Lines of data:
--------
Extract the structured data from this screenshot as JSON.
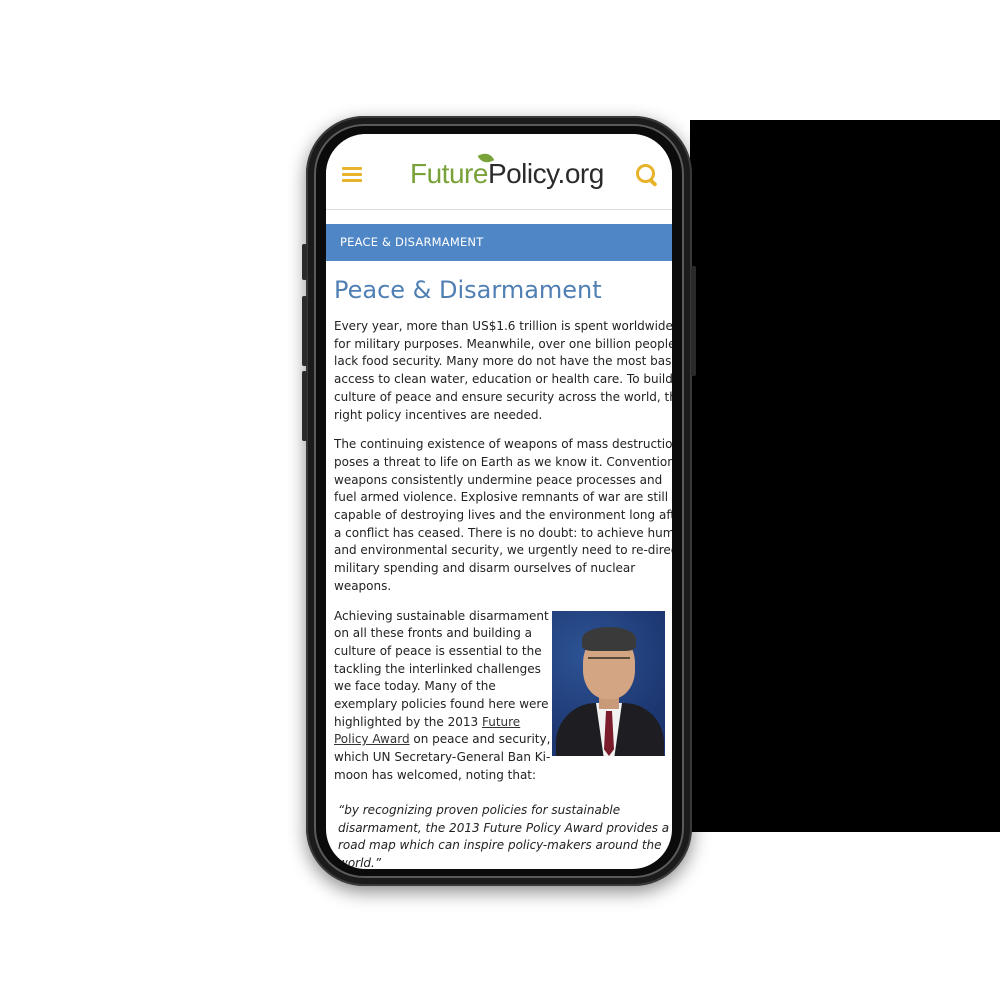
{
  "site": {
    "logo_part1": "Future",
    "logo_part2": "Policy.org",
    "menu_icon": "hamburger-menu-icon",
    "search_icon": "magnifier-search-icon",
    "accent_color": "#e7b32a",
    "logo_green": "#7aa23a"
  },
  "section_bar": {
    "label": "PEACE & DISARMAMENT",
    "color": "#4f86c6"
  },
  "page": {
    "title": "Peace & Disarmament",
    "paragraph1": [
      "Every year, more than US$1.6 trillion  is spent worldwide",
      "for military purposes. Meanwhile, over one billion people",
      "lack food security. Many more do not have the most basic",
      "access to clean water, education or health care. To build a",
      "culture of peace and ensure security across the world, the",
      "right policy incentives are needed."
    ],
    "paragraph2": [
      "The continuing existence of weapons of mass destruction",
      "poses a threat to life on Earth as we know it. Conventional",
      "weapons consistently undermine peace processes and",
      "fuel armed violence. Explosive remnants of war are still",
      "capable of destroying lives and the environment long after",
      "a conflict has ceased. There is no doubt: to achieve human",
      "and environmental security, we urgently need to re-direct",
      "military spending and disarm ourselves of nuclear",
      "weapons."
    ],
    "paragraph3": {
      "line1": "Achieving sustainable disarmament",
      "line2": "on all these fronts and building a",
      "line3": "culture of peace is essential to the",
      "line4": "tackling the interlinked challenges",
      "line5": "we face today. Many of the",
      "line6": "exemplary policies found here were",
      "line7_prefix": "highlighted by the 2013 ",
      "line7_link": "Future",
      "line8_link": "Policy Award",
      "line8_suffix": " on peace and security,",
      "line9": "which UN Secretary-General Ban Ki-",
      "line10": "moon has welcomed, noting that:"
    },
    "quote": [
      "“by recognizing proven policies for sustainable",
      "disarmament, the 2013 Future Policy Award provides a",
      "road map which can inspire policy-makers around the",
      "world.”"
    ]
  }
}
--------
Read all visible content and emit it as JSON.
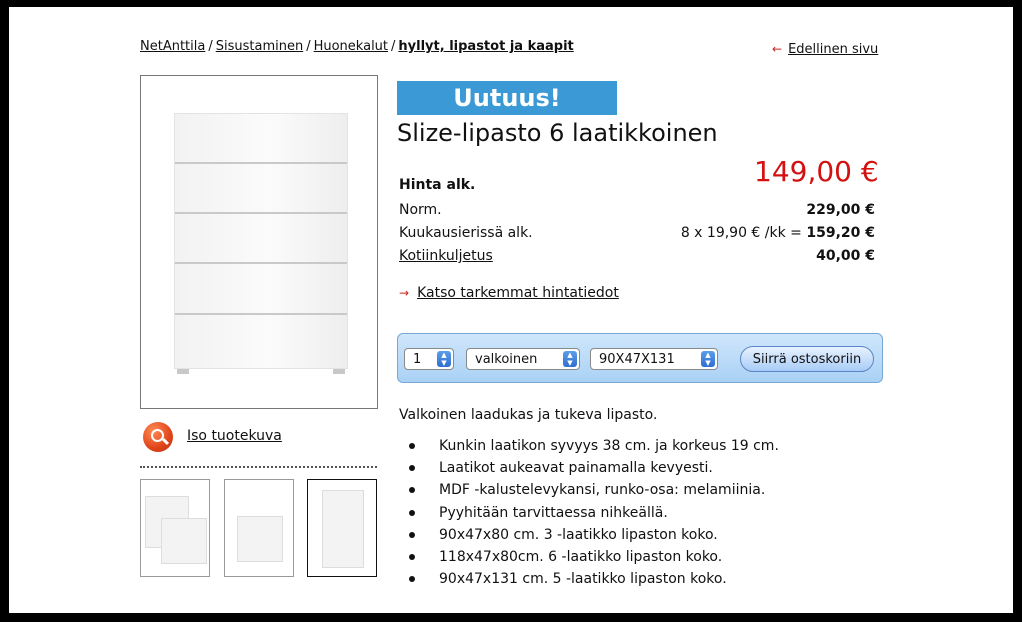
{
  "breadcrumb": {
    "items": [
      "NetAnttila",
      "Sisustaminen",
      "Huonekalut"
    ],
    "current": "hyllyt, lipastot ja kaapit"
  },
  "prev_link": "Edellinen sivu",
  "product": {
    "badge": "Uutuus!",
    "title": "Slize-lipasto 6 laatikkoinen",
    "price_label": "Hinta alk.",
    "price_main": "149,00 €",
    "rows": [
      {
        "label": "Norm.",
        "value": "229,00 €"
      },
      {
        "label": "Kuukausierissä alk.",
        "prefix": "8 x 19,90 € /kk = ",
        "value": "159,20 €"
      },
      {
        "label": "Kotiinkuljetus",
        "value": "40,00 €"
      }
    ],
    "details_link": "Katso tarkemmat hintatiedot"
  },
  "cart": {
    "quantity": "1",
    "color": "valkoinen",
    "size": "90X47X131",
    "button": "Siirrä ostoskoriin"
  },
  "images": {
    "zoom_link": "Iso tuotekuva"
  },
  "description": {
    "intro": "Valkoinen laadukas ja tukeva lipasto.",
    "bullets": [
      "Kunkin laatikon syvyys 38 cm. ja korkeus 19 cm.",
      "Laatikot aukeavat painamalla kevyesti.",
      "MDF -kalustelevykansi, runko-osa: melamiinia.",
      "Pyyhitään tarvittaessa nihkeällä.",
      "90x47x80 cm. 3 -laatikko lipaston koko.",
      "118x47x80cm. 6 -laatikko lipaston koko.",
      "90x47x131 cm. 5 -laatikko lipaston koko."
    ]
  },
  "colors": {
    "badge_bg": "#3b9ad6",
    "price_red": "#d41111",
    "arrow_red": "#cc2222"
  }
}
--------
DO THIS: Set out every line from the material that contains the string "which".

TASK OUTPUT:
      "line9": "which UN Secretary-General Ban Ki-",
      "road map which can inspire policy-makers around the",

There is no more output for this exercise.